[RECORDS FOR THE TASK]

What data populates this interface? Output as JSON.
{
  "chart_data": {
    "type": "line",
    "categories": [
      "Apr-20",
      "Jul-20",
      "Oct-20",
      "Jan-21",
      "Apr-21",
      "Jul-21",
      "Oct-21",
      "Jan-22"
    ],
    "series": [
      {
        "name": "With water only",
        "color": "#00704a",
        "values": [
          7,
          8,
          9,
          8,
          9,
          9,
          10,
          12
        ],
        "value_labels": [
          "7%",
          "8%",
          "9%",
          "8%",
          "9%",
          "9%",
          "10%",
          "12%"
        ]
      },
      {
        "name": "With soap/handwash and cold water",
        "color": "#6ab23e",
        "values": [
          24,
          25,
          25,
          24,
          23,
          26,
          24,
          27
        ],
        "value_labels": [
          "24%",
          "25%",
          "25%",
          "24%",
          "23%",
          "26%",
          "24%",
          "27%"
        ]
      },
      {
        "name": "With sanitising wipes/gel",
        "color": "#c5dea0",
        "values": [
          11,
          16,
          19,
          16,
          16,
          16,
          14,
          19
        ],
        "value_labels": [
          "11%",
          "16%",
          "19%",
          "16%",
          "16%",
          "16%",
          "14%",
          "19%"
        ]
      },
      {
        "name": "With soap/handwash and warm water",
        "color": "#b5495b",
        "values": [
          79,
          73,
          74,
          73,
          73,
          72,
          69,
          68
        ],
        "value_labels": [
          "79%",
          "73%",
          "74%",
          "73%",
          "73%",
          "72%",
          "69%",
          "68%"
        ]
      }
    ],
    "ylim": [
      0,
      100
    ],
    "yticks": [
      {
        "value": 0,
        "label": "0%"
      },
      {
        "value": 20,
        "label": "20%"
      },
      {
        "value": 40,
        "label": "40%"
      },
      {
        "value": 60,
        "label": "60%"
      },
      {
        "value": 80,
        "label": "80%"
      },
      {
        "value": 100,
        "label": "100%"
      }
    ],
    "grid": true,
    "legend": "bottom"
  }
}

==

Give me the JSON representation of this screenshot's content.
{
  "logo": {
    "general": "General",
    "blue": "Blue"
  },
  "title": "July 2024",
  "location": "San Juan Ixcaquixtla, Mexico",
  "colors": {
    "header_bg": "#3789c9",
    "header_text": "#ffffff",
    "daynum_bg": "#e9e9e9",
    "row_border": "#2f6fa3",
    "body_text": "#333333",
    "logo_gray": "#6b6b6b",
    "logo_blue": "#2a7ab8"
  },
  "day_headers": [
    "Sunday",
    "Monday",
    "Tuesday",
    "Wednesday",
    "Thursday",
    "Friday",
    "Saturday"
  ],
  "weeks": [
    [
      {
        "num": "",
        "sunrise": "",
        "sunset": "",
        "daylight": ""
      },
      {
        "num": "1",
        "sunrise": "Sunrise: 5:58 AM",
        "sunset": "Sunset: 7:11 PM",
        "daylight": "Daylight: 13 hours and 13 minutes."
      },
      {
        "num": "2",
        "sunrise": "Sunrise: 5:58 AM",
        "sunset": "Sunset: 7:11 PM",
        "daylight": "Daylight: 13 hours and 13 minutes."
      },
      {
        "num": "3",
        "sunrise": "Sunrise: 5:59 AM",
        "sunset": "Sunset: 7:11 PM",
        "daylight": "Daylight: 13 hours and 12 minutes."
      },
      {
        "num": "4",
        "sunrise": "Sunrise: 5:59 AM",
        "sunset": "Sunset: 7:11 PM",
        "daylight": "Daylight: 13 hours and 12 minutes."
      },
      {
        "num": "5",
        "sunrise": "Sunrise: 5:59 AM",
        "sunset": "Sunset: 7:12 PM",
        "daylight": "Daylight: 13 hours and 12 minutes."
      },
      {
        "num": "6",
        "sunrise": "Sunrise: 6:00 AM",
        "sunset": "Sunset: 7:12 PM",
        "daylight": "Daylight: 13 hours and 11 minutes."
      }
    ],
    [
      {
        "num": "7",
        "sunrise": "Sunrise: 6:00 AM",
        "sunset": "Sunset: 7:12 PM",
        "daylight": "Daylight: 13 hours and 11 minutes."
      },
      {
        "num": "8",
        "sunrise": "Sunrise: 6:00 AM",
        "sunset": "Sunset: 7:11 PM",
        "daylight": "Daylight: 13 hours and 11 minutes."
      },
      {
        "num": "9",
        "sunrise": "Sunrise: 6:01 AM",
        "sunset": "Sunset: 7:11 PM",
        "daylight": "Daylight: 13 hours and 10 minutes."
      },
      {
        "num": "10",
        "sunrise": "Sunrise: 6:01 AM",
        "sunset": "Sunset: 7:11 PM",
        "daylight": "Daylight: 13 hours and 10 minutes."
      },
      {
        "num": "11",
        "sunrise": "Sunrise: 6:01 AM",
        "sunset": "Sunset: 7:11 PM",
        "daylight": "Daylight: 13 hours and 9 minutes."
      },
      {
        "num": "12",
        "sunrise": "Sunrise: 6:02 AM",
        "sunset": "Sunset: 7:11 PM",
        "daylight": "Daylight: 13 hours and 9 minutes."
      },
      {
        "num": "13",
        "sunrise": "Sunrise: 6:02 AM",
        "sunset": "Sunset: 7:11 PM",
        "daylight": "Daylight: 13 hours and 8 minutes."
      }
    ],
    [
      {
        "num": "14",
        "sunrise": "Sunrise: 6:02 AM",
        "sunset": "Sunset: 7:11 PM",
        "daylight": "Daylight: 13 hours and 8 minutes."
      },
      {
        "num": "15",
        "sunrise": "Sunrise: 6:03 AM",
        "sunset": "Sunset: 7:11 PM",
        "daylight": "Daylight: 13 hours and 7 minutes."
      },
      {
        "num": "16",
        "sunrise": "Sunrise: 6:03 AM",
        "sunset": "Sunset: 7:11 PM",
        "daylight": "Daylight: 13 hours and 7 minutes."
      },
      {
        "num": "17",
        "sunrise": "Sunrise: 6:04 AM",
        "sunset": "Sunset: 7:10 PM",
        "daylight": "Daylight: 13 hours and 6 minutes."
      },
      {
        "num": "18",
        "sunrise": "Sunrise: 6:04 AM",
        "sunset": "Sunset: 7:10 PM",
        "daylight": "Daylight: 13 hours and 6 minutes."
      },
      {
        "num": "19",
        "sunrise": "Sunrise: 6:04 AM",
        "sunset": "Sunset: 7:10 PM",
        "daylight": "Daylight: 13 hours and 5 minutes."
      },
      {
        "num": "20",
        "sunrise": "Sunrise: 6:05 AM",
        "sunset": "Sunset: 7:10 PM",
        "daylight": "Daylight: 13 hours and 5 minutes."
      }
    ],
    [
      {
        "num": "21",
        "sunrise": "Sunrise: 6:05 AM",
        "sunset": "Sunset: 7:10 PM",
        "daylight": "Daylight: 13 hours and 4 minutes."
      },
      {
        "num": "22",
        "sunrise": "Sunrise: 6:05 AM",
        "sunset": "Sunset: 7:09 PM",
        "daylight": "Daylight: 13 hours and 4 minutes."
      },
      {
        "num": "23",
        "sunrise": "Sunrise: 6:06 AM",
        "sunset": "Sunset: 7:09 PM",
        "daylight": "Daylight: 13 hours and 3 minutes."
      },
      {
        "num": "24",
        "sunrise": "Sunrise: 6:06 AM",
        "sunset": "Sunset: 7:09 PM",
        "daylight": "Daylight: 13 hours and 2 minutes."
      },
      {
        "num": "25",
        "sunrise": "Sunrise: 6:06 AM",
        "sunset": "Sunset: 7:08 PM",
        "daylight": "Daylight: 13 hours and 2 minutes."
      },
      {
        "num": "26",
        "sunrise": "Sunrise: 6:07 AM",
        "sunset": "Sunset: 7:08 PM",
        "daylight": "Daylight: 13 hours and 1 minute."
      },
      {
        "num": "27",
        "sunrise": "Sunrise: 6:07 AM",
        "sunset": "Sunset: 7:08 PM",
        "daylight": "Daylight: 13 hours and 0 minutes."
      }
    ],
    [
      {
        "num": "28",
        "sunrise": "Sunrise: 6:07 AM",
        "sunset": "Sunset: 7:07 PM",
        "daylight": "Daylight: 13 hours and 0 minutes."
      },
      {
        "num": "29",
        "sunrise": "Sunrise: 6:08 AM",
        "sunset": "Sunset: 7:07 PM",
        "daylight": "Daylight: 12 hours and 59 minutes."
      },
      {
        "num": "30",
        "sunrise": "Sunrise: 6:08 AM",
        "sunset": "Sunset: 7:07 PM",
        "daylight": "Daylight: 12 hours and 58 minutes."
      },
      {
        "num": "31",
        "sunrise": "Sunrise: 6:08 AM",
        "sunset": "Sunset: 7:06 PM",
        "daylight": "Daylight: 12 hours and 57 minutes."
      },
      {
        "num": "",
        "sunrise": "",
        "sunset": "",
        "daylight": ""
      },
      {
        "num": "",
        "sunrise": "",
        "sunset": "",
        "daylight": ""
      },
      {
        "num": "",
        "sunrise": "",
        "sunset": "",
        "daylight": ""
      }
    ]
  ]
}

[EXERCISE BRIEF] Return each full line of the entries that contains the word "soap".

[THE SOLUTION]
        "name": "With soap/handwash and cold water",
        "name": "With soap/handwash and warm water",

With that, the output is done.